*WHAT THE TASK REQUIRES:* Copy each line below that contains "сталеалюминиевым".

*THE RECORDS:*
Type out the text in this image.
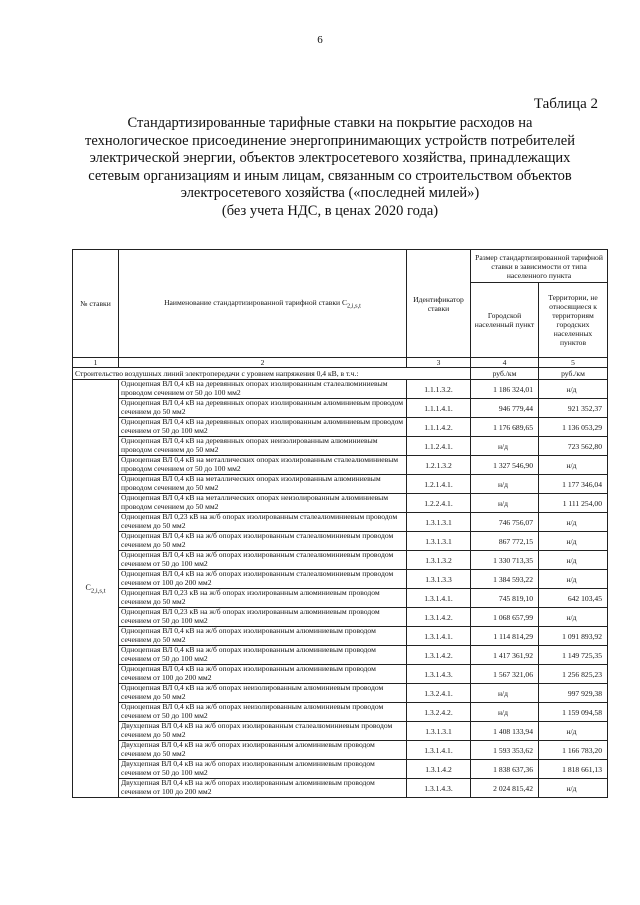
6
Таблица 2
Стандартизированные тарифные ставки на покрытие расходов на
технологическое присоединение энергопринимающих устройств потребителей
электрической энергии, объектов электросетевого хозяйства, принадлежащих
сетевым организациям и иным лицам, связанным со строительством объектов
электросетевого хозяйства («последней милей»)
(без учета НДС, в ценах 2020 года)
№ ставки	Наименование стандартизированной тарифной ставки $C_{2,i,s,t}$	Идентификатор ставки	Размер стандартизированной тарифной ставки в зависимости от типа населенного пункта	
			Городской населенный пункт	Территории, не относящиеся к территориям городских населенных пунктов
1	2	3	4	5
Строительство воздушных линий электропередачи с уровнем напряжения 0,4 кВ, в т.ч.:			руб./км	руб./км
$C_{2,i,s,t}$	Одноцепная ВЛ 0,4 кВ на деревянных опорах изолированным сталеалюминиевым проводом сечением от 50 до 100 мм2	1.1.1.3.2.	1 186 324,01	н/д
	Одноцепная ВЛ 0,4 кВ на деревянных опорах изолированным алюминиевым проводом сечением до 50 мм2	1.1.1.4.1.	946 779,44	921 352,37
	Одноцепная ВЛ 0,4 кВ на деревянных опорах изолированным алюминиевым проводом сечением от 50 до 100 мм2	1.1.1.4.2.	1 176 689,65	1 136 053,29
	Одноцепная ВЛ 0,4 кВ на деревянных опорах неизолированным алюминиевым проводом сечением до 50 мм2	1.1.2.4.1.	н/д	723 562,80
	Одноцепная ВЛ 0,4 кВ на металлических опорах изолированным сталеалюминиевым проводом сечением от 50 до 100 мм2	1.2.1.3.2	1 327 546,90	н/д
	Одноцепная ВЛ 0,4 кВ на металлических опорах изолированным алюминиевым проводом сечением до 50 мм2	1.2.1.4.1.	н/д	1 177 346,04
	Одноцепная ВЛ 0,4 кВ на металлических опорах неизолированным алюминиевым проводом сечением до 50 мм2	1.2.2.4.1.	н/д	1 111 254,00
	Одноцепная ВЛ 0,23 кВ на ж/б опорах изолированным сталеалюминиевым проводом сечением до 50 мм2	1.3.1.3.1	746 756,07	н/д
	Одноцепная ВЛ 0,4 кВ на ж/б опорах изолированным сталеалюминиевым проводом сечением до 50 мм2	1.3.1.3.1	867 772,15	н/д
	Одноцепная ВЛ 0,4 кВ на ж/б опорах изолированным сталеалюминиевым проводом сечением от 50 до 100 мм2	1.3.1.3.2	1 330 713,35	н/д
	Одноцепная ВЛ 0,4 кВ на ж/б опорах изолированным сталеалюминиевым проводом сечением от 100 до 200 мм2	1.3.1.3.3	1 384 593,22	н/д
	Одноцепная ВЛ 0,23 кВ на ж/б опорах изолированным алюминиевым проводом сечением до 50 мм2	1.3.1.4.1.	745 819,10	642 103,45
	Одноцепная ВЛ 0,23 кВ на ж/б опорах изолированным алюминиевым проводом сечением от 50 до 100 мм2	1.3.1.4.2.	1 068 657,99	н/д
	Одноцепная ВЛ 0,4 кВ на ж/б опорах изолированным алюминиевым проводом сечением до 50 мм2	1.3.1.4.1.	1 114 814,29	1 091 893,92
	Одноцепная ВЛ 0,4 кВ на ж/б опорах изолированным алюминиевым проводом сечением от 50 до 100 мм2	1.3.1.4.2.	1 417 361,92	1 149 725,35
	Одноцепная ВЛ 0,4 кВ на ж/б опорах изолированным алюминиевым проводом сечением от 100 до 200 мм2	1.3.1.4.3.	1 567 321,06	1 256 825,23
	Одноцепная ВЛ 0,4 кВ на ж/б опорах неизолированным алюминиевым проводом сечением до 50 мм2	1.3.2.4.1.	н/д	997 929,38
	Одноцепная ВЛ 0,4 кВ на ж/б опорах неизолированным алюминиевым проводом сечением от 50 до 100 мм2	1.3.2.4.2.	н/д	1 159 094,58
	Двухцепная ВЛ 0,4 кВ на ж/б опорах изолированным сталеалюминиевым проводом сечением до 50 мм2	1.3.1.3.1	1 408 133,94	н/д
	Двухцепная ВЛ 0,4 кВ на ж/б опорах изолированным алюминиевым проводом сечением до 50 мм2	1.3.1.4.1.	1 593 353,62	1 166 783,20
	Двухцепная ВЛ 0,4 кВ на ж/б опорах изолированным алюминиевым проводом сечением от 50 до 100 мм2	1.3.1.4.2	1 838 637,36	1 818 661,13
	Двухцепная ВЛ 0,4 кВ на ж/б опорах изолированным алюминиевым проводом сечением от 100 до 200 мм2	1.3.1.4.3.	2 024 815,42	н/д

*RESULT FOR THIS TASK:*
$C_{2,i,s,t}$	Одноцепная ВЛ 0,4 кВ на деревянных опорах изолированным сталеалюминиевым проводом сечением от 50 до 100 мм2	1.1.1.3.2.	1 186 324,01	н/д
	Одноцепная ВЛ 0,4 кВ на металлических опорах изолированным сталеалюминиевым проводом сечением от 50 до 100 мм2	1.2.1.3.2	1 327 546,90	н/д
	Одноцепная ВЛ 0,23 кВ на ж/б опорах изолированным сталеалюминиевым проводом сечением до 50 мм2	1.3.1.3.1	746 756,07	н/д
	Одноцепная ВЛ 0,4 кВ на ж/б опорах изолированным сталеалюминиевым проводом сечением до 50 мм2	1.3.1.3.1	867 772,15	н/д
	Одноцепная ВЛ 0,4 кВ на ж/б опорах изолированным сталеалюминиевым проводом сечением от 50 до 100 мм2	1.3.1.3.2	1 330 713,35	н/д
	Одноцепная ВЛ 0,4 кВ на ж/б опорах изолированным сталеалюминиевым проводом сечением от 100 до 200 мм2	1.3.1.3.3	1 384 593,22	н/д
	Двухцепная ВЛ 0,4 кВ на ж/б опорах изолированным сталеалюминиевым проводом сечением до 50 мм2	1.3.1.3.1	1 408 133,94	н/д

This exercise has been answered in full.